### Exercise prompt
Extract the complete data exactly as given.

### Records supplied
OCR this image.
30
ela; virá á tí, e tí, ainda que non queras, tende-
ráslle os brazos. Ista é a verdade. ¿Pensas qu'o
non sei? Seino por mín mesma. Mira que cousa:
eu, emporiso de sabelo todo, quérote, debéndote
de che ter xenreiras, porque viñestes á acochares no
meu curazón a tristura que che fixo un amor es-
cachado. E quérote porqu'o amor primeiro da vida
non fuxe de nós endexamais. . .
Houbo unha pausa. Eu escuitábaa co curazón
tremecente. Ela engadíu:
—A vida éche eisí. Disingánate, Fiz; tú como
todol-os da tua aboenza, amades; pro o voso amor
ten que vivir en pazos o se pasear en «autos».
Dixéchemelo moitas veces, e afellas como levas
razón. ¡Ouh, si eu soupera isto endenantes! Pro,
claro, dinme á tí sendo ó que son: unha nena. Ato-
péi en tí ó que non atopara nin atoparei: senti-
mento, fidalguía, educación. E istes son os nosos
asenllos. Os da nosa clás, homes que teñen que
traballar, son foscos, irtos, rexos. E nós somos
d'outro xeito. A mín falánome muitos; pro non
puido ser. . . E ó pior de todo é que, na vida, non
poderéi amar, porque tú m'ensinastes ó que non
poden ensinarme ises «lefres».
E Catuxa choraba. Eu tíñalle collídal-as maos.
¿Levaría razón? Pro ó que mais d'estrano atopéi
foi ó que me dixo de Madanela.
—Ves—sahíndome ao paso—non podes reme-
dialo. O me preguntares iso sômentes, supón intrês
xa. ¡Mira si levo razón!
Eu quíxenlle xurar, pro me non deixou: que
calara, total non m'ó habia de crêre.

### Complete response
OCR this image.
30
ela; virá á tí, e tí, ainda que non queras, tende-
ráslle os brazos. Ista é a verdade. ¿Pensas qu'o
non sei? Seino por mín mesma. Mira que cousa:
eu, emporiso de sabelo todo, quérote, debéndote
de che ter xenreiras, porque viñestes á acochares no
meu curazón a tristura que che fixo un amor es-
cachado. E quérote porqu'o amor primeiro da vida
non fuxe de nós endexamais. . .
Houbo unha pausa. Eu escuitábaa co curazón
tremecente. Ela engadíu:
—A vida éche eisí. Disingánate, Fiz; tú como
todol-os da tua aboenza, amades; pro o voso amor
ten que vivir en pazos o se pasear en «autos».
Dixéchemelo moitas veces, e afellas como levas
razón. ¡Ouh, si eu soupera isto endenantes! Pro,
claro, dinme á tí sendo ó que son: unha nena. Ato-
péi en tí ó que non atopara nin atoparei: senti-
mento, fidalguía, educación. E istes son os nosos
asenllos. Os da nosa clás, homes que teñen que
traballar, son foscos, irtos, rexos. E nós somos
d'outro xeito. A mín falánome muitos; pro non
puido ser. . . E ó pior de todo é que, na vida, non
poderéi amar, porque tú m'ensinastes ó que non
poden ensinarme ises «lefres».
E Catuxa choraba. Eu tíñalle collídal-as maos.
¿Levaría razón? Pro ó que mais d'estrano atopéi
foi ó que me dixo de Madanela.
—Ves—sahíndome ao paso—non podes reme-
dialo. O me preguntares iso sômentes, supón intrês
xa. ¡Mira si levo razón!
Eu quíxenlle xurar, pro me non deixou: que
calara, total non m'ó habia de crêre.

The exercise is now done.